## Exercise requirements
Please copy the Lawrence of Arabia review below word for word, from start to finish.

## Page text
Wednesday, June 15, 2011

Lawrence Of Arabia - 1962 - 4 Stars

Actors: Peter O'Toole, Alec Guinness
Director: David Lean

Note: Some Spoilers Ahead?

Lawrence of Arabia is a remarkable feat in filmmaking. Just about every other scene, I asked, 'How the hell did they do this?' Hundreds of extras, hundreds of camels, out in the middle of nowhere in a desert. Lean doesn't keep the shots tight to fool us into thinking things are on a grander scale than they are - sometimes the camera is put so far away from the action that I have no idea how it was conceived to be put there in the first place.

The desert is a major character in the film, and Lean does a marvelous job of conveying just how hot it must be, day after day after day. I was reminded of The Searchers, and Wikipedia notes that The Searchers was a major influence on this movie.

[Stored data entries]
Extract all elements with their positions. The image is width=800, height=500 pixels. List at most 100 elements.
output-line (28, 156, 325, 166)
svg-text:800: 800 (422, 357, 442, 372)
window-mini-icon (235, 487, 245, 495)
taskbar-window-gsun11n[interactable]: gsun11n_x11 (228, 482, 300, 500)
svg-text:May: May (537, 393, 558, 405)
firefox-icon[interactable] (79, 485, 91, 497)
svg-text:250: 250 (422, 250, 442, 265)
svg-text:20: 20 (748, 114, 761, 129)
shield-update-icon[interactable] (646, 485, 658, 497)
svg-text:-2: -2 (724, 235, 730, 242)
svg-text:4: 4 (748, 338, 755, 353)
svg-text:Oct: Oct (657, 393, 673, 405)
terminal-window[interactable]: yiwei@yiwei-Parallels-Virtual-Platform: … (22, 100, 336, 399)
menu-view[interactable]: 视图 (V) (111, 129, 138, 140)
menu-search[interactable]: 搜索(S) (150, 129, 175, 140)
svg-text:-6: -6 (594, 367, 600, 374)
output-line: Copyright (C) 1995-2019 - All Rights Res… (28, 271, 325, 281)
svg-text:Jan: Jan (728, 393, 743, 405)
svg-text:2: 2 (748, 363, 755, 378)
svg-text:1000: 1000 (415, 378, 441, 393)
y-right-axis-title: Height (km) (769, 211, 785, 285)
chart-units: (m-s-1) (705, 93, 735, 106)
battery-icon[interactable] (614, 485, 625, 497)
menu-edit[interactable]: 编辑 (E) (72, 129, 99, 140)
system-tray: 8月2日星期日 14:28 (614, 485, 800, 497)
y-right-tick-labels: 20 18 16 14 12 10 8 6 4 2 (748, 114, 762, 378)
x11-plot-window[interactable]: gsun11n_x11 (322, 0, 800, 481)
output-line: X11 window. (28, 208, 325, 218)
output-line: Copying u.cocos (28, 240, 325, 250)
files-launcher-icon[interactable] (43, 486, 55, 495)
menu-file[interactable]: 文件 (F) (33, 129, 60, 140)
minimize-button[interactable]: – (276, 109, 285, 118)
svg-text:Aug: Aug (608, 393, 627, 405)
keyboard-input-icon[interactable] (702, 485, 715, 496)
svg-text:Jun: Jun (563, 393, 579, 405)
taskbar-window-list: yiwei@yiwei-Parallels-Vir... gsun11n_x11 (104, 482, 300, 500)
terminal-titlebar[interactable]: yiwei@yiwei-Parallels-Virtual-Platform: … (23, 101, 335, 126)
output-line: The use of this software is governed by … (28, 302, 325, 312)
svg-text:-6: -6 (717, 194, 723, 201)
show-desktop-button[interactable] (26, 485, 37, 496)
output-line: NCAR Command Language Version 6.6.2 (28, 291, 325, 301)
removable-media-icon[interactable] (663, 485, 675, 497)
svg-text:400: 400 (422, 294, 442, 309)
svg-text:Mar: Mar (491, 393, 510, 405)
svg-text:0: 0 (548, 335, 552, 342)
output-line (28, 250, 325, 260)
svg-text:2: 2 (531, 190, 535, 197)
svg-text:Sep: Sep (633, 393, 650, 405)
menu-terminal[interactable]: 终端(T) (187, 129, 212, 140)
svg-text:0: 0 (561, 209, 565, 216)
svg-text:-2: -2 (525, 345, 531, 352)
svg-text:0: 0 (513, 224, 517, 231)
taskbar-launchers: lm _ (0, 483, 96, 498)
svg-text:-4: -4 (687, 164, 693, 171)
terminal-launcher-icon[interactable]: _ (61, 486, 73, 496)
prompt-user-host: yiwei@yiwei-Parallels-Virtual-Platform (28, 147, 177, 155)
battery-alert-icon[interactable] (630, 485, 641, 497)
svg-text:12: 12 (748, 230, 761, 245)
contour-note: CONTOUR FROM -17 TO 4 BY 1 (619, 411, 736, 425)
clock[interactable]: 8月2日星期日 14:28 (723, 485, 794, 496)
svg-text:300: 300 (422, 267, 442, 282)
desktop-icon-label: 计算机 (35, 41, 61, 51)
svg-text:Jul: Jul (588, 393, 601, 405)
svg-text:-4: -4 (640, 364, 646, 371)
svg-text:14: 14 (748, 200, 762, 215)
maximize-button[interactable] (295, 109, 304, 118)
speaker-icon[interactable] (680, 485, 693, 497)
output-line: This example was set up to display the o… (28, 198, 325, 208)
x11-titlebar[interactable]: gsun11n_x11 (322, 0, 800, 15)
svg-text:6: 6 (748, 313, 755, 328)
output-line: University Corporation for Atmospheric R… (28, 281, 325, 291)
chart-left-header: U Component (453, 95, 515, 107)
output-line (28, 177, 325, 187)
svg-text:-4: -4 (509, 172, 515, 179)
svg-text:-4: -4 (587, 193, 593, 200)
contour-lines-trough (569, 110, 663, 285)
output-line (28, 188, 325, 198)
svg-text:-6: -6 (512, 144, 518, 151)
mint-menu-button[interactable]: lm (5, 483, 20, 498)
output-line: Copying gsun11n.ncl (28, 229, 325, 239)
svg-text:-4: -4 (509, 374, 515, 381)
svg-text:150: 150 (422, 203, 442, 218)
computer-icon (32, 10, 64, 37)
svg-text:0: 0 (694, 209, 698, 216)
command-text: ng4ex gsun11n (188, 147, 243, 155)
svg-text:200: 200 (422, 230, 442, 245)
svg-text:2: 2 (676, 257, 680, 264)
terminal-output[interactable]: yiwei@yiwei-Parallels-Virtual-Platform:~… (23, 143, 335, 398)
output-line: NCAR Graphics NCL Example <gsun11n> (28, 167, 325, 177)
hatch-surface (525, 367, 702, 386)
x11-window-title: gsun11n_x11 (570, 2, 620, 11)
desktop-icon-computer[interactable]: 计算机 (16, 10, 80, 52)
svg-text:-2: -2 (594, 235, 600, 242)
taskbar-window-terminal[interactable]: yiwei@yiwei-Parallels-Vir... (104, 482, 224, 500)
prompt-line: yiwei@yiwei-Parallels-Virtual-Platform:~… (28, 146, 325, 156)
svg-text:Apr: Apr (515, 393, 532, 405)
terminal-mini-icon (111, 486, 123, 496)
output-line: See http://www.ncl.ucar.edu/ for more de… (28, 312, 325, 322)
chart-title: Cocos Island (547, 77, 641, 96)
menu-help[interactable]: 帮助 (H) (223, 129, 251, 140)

## Result for this exercise
Wednesday, June 15, 2011

Lawrence Of Arabia - 1962 - 4 Stars

Actors: Peter O'Toole, Alec Guinness
Director: David Lean

Note: Some Spoilers Ahead?

Lawrence of Arabia is a remarkable feat in filmmaking. Just about every other scene, I asked, 'How the hell did they do this?' Hundreds of extras, hundreds of camels, out in the middle of nowhere in a desert. Lean doesn't keep the shots tight to fool us into thinking things are on a grander scale than they are - sometimes the camera is put so far away from the action that I have no idea how it was conceived to be put there in the first place.

The desert is a major character in the film, and Lean does a marvelous job of conveying just how hot it must be, day after day after day. I was reminded of The Searchers, and Wikipedia notes that The Searchers was a major influence on this movie.